§ **DATA LISTING**
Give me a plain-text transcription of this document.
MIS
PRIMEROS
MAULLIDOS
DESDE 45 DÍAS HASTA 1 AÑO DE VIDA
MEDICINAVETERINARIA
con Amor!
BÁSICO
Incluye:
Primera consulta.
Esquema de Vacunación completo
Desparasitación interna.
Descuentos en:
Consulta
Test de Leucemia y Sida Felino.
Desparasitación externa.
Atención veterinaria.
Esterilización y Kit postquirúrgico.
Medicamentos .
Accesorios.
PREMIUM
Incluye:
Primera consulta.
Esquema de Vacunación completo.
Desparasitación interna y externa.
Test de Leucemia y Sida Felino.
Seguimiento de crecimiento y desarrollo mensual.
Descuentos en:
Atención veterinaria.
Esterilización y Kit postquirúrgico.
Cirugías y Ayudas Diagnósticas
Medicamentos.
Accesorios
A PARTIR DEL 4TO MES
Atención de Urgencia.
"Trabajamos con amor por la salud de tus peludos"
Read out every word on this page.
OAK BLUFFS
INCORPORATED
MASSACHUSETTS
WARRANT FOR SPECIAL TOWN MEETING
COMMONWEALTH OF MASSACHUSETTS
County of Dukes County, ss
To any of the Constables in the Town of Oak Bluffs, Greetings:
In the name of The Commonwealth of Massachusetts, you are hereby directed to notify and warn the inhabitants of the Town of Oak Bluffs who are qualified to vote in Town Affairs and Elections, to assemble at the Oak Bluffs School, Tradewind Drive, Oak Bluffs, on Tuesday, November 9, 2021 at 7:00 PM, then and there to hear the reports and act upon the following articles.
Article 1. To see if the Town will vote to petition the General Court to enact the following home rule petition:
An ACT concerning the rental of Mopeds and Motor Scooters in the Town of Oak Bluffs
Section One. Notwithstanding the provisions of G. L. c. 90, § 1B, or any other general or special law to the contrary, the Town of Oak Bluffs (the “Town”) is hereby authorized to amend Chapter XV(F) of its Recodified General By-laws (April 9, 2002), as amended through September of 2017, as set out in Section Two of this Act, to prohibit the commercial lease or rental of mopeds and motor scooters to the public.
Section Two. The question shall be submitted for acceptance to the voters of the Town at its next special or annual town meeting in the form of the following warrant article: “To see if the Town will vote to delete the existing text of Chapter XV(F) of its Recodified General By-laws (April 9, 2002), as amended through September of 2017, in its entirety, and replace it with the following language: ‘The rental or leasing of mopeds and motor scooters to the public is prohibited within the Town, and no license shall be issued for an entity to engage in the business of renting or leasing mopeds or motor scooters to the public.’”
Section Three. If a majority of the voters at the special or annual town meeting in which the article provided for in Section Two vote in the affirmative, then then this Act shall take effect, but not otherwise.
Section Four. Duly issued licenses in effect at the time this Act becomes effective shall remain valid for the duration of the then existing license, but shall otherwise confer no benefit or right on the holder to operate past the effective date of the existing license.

§ **WHAT IS REQUIRED**
The records above are to be copied in full, exactly as written.

§ **ANSWER**
Give me a plain-text transcription of this document.
MIS
PRIMEROS
MAULLIDOS
DESDE 45 DÍAS HASTA 1 AÑO DE VIDA
MEDICINAVETERINARIA
con Amor!
BÁSICO
Incluye:
Primera consulta.
Esquema de Vacunación completo
Desparasitación interna.
Descuentos en:
Consulta
Test de Leucemia y Sida Felino.
Desparasitación externa.
Atención veterinaria.
Esterilización y Kit postquirúrgico.
Medicamentos .
Accesorios.
PREMIUM
Incluye:
Primera consulta.
Esquema de Vacunación completo.
Desparasitación interna y externa.
Test de Leucemia y Sida Felino.
Seguimiento de crecimiento y desarrollo mensual.
Descuentos en:
Atención veterinaria.
Esterilización y Kit postquirúrgico.
Cirugías y Ayudas Diagnósticas
Medicamentos.
Accesorios
A PARTIR DEL 4TO MES
Atención de Urgencia.
"Trabajamos con amor por la salud de tus peludos"
Read out every word on this page.
OAK BLUFFS
INCORPORATED
MASSACHUSETTS
WARRANT FOR SPECIAL TOWN MEETING
COMMONWEALTH OF MASSACHUSETTS
County of Dukes County, ss
To any of the Constables in the Town of Oak Bluffs, Greetings:
In the name of The Commonwealth of Massachusetts, you are hereby directed to notify and warn the inhabitants of the Town of Oak Bluffs who are qualified to vote in Town Affairs and Elections, to assemble at the Oak Bluffs School, Tradewind Drive, Oak Bluffs, on Tuesday, November 9, 2021 at 7:00 PM, then and there to hear the reports and act upon the following articles.
Article 1. To see if the Town will vote to petition the General Court to enact the following home rule petition:
An ACT concerning the rental of Mopeds and Motor Scooters in the Town of Oak Bluffs
Section One. Notwithstanding the provisions of G. L. c. 90, § 1B, or any other general or special law to the contrary, the Town of Oak Bluffs (the “Town”) is hereby authorized to amend Chapter XV(F) of its Recodified General By-laws (April 9, 2002), as amended through September of 2017, as set out in Section Two of this Act, to prohibit the commercial lease or rental of mopeds and motor scooters to the public.
Section Two. The question shall be submitted for acceptance to the voters of the Town at its next special or annual town meeting in the form of the following warrant article: “To see if the Town will vote to delete the existing text of Chapter XV(F) of its Recodified General By-laws (April 9, 2002), as amended through September of 2017, in its entirety, and replace it with the following language: ‘The rental or leasing of mopeds and motor scooters to the public is prohibited within the Town, and no license shall be issued for an entity to engage in the business of renting or leasing mopeds or motor scooters to the public.’”
Section Three. If a majority of the voters at the special or annual town meeting in which the article provided for in Section Two vote in the affirmative, then then this Act shall take effect, but not otherwise.
Section Four. Duly issued licenses in effect at the time this Act becomes effective shall remain valid for the duration of the then existing license, but shall otherwise confer no benefit or right on the holder to operate past the effective date of the existing license.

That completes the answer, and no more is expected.